Data excerpts =
----------------

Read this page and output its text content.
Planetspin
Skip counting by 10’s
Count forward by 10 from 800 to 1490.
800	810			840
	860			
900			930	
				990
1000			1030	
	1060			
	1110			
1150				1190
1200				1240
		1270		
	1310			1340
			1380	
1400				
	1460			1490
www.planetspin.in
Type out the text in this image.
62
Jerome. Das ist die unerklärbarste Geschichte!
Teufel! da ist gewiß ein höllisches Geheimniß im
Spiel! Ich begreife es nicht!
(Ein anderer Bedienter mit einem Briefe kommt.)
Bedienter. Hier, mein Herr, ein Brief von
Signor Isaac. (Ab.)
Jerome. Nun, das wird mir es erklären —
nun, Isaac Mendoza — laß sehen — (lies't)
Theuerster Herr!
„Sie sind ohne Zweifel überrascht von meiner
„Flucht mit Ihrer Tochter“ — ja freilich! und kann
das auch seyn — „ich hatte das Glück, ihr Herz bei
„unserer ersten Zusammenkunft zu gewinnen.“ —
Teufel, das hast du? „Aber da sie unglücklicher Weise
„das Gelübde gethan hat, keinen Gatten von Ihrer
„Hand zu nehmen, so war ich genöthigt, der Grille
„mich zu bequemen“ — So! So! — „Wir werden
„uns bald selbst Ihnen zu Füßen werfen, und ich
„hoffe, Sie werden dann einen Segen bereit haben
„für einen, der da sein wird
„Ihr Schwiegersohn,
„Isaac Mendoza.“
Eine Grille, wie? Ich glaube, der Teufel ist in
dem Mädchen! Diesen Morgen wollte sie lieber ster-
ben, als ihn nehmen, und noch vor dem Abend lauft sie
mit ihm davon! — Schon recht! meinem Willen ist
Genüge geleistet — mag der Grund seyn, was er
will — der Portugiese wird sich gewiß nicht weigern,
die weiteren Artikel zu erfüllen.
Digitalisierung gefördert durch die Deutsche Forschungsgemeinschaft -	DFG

----------------

Exercise aim = From the records above, extract everything verbatim.

Solved problem =
Read this page and output its text content.
Planetspin
Skip counting by 10’s
Count forward by 10 from 800 to 1490.
800	810			840
	860			
900			930	
				990
1000			1030	
	1060			
	1110			
1150				1190
1200				1240
		1270		
	1310			1340
			1380	
1400				
	1460			1490
www.planetspin.in
Type out the text in this image.
62
Jerome. Das ist die unerklärbarste Geschichte!
Teufel! da ist gewiß ein höllisches Geheimniß im
Spiel! Ich begreife es nicht!
(Ein anderer Bedienter mit einem Briefe kommt.)
Bedienter. Hier, mein Herr, ein Brief von
Signor Isaac. (Ab.)
Jerome. Nun, das wird mir es erklären —
nun, Isaac Mendoza — laß sehen — (lies't)
Theuerster Herr!
„Sie sind ohne Zweifel überrascht von meiner
„Flucht mit Ihrer Tochter“ — ja freilich! und kann
das auch seyn — „ich hatte das Glück, ihr Herz bei
„unserer ersten Zusammenkunft zu gewinnen.“ —
Teufel, das hast du? „Aber da sie unglücklicher Weise
„das Gelübde gethan hat, keinen Gatten von Ihrer
„Hand zu nehmen, so war ich genöthigt, der Grille
„mich zu bequemen“ — So! So! — „Wir werden
„uns bald selbst Ihnen zu Füßen werfen, und ich
„hoffe, Sie werden dann einen Segen bereit haben
„für einen, der da sein wird
„Ihr Schwiegersohn,
„Isaac Mendoza.“
Eine Grille, wie? Ich glaube, der Teufel ist in
dem Mädchen! Diesen Morgen wollte sie lieber ster-
ben, als ihn nehmen, und noch vor dem Abend lauft sie
mit ihm davon! — Schon recht! meinem Willen ist
Genüge geleistet — mag der Grund seyn, was er
will — der Portugiese wird sich gewiß nicht weigern,
die weiteren Artikel zu erfüllen.
Digitalisierung gefördert durch die Deutsche Forschungsgemeinschaft -	DFG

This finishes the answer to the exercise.